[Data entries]
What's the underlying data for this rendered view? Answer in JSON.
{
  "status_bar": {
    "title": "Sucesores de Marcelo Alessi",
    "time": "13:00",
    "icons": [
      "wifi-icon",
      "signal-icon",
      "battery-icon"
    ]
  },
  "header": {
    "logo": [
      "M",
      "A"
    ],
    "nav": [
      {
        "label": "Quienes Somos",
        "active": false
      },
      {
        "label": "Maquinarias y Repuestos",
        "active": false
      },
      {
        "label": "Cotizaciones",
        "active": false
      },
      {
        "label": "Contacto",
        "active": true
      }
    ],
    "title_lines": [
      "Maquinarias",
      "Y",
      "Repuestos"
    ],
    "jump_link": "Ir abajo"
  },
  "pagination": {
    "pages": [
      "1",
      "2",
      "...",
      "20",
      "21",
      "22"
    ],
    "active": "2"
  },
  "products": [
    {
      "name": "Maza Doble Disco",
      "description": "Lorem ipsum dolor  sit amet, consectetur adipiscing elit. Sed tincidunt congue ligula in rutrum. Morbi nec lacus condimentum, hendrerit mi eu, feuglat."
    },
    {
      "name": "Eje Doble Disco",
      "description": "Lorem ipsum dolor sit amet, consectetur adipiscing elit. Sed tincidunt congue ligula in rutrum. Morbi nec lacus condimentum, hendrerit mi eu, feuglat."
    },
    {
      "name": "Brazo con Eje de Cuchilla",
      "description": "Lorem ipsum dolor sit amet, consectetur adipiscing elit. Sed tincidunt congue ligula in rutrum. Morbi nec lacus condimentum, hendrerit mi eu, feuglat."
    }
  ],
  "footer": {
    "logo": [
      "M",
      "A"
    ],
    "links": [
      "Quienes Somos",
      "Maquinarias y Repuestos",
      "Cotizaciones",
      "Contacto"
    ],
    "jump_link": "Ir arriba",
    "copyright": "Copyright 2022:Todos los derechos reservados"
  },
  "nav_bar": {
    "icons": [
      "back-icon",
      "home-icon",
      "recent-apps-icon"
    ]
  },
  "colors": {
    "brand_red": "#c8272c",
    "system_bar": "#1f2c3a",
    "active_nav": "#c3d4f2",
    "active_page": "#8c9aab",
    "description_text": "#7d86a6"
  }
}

● DIRECTION:
From the data above, pick out each line containing "Doble" and copy it.

● TASK ANSWER:
      "name": "Maza Doble Disco",
      "name": "Eje Doble Disco",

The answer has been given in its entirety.